-- START OF Given data --

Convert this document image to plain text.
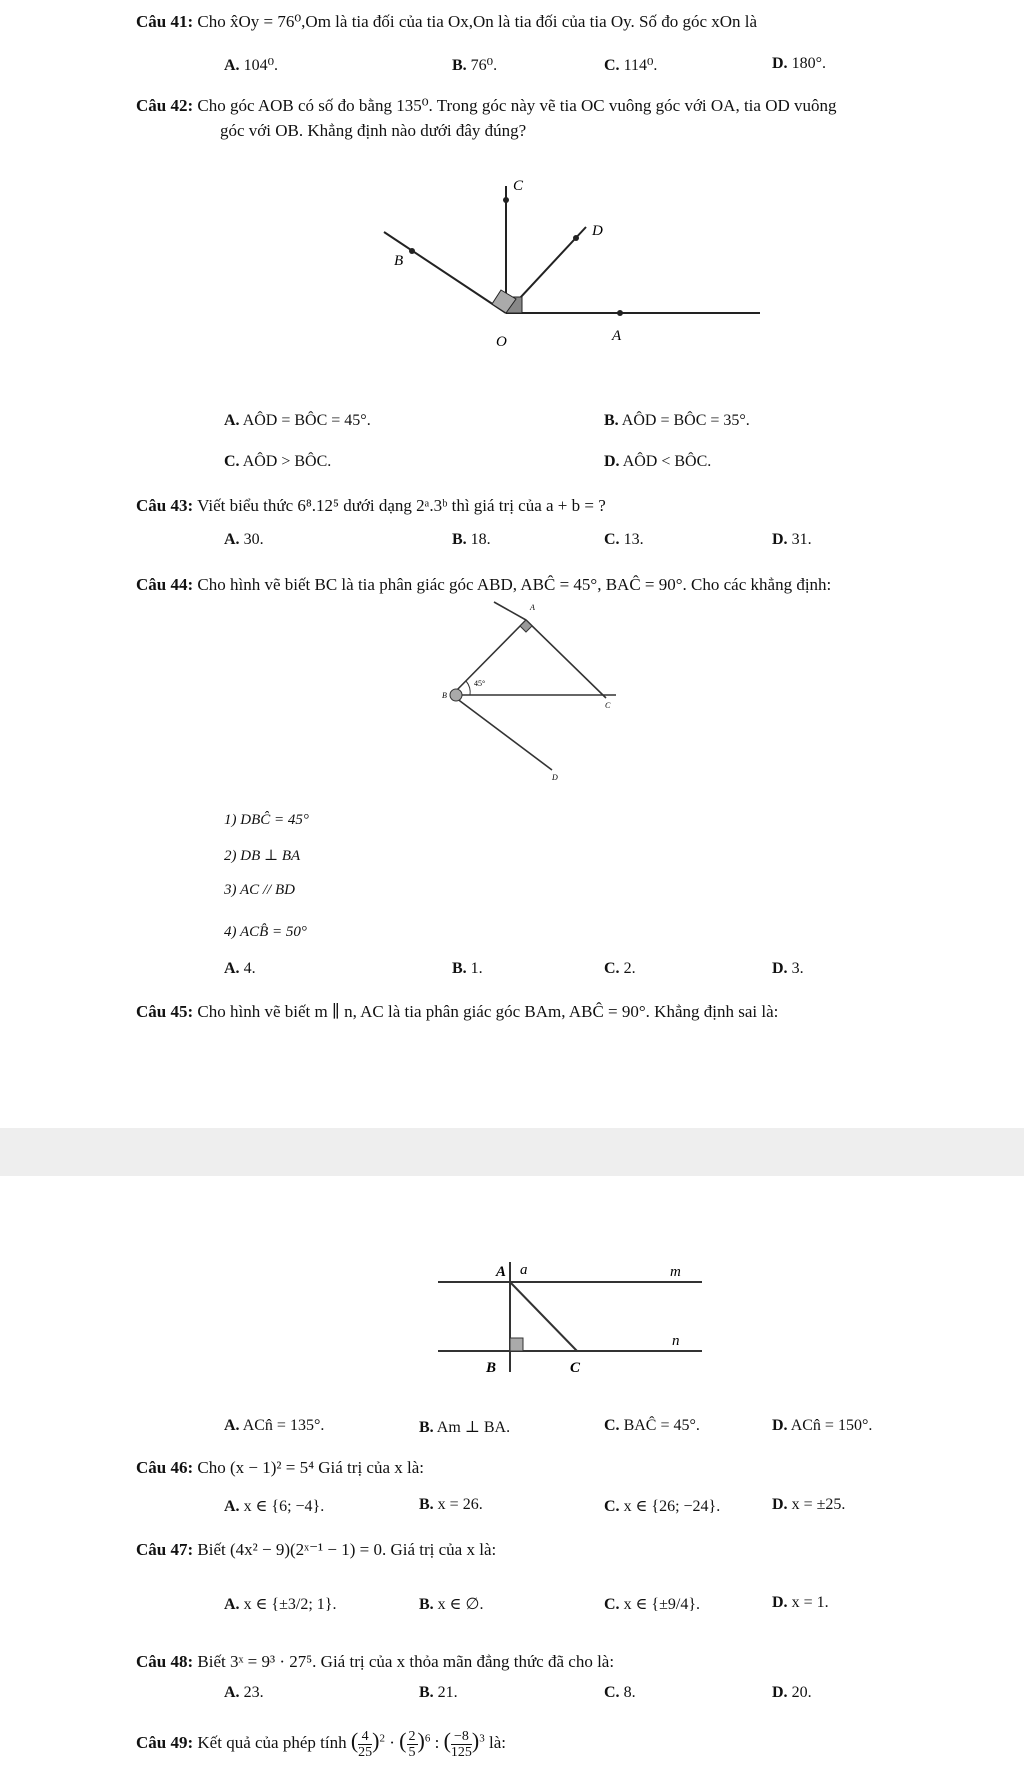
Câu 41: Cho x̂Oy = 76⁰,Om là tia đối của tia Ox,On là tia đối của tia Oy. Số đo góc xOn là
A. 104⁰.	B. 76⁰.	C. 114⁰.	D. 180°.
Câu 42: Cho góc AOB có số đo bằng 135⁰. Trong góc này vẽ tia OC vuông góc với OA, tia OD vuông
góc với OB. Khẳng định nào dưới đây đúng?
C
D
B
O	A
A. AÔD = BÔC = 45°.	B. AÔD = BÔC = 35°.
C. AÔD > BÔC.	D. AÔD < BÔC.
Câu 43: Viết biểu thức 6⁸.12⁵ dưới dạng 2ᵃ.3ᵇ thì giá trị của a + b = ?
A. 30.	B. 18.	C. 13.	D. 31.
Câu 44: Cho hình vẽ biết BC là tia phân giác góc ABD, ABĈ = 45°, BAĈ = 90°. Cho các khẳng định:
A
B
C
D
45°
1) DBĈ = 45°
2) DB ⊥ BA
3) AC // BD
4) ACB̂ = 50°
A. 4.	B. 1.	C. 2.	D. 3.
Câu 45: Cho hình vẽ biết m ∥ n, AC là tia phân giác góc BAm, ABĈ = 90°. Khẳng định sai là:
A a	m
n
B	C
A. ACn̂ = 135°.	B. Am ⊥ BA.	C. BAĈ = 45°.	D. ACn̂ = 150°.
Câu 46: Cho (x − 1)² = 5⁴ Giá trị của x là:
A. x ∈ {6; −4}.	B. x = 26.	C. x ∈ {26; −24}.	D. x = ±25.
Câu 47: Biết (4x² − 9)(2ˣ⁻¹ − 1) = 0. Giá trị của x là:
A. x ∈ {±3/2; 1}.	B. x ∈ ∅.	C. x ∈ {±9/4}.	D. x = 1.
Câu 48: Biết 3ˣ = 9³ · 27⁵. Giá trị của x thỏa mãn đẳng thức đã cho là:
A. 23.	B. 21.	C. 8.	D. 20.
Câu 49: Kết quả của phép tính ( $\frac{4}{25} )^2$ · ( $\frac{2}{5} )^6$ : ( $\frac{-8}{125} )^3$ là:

-- END OF Given data --

#### What is needed
Extract the full listing exactly, with the pictures left out.

#### Response
Convert this document image to plain text.
Câu 41: Cho x̂Oy = 76⁰,Om là tia đối của tia Ox,On là tia đối của tia Oy. Số đo góc xOn là
A. 104⁰.	B. 76⁰.	C. 114⁰.	D. 180°.
Câu 42: Cho góc AOB có số đo bằng 135⁰. Trong góc này vẽ tia OC vuông góc với OA, tia OD vuông
góc với OB. Khẳng định nào dưới đây đúng?
C
D
B
O	A
A. AÔD = BÔC = 45°.	B. AÔD = BÔC = 35°.
C. AÔD > BÔC.	D. AÔD < BÔC.
Câu 43: Viết biểu thức 6⁸.12⁵ dưới dạng 2ᵃ.3ᵇ thì giá trị của a + b = ?
A. 30.	B. 18.	C. 13.	D. 31.
Câu 44: Cho hình vẽ biết BC là tia phân giác góc ABD, ABĈ = 45°, BAĈ = 90°. Cho các khẳng định:
A
B
C
D
45°
1) DBĈ = 45°
2) DB ⊥ BA
3) AC // BD
4) ACB̂ = 50°
A. 4.	B. 1.	C. 2.	D. 3.
Câu 45: Cho hình vẽ biết m ∥ n, AC là tia phân giác góc BAm, ABĈ = 90°. Khẳng định sai là:
A a	m
n
B	C
A. ACn̂ = 135°.	B. Am ⊥ BA.	C. BAĈ = 45°.	D. ACn̂ = 150°.
Câu 46: Cho (x − 1)² = 5⁴ Giá trị của x là:
A. x ∈ {6; −4}.	B. x = 26.	C. x ∈ {26; −24}.	D. x = ±25.
Câu 47: Biết (4x² − 9)(2ˣ⁻¹ − 1) = 0. Giá trị của x là:
A. x ∈ {±3/2; 1}.	B. x ∈ ∅.	C. x ∈ {±9/4}.	D. x = 1.
Câu 48: Biết 3ˣ = 9³ · 27⁵. Giá trị của x thỏa mãn đẳng thức đã cho là:
A. 23.	B. 21.	C. 8.	D. 20.
Câu 49: Kết quả của phép tính ( $\frac{4}{25} )^2$ · ( $\frac{2}{5} )^6$ : ( $\frac{-8}{125} )^3$ là:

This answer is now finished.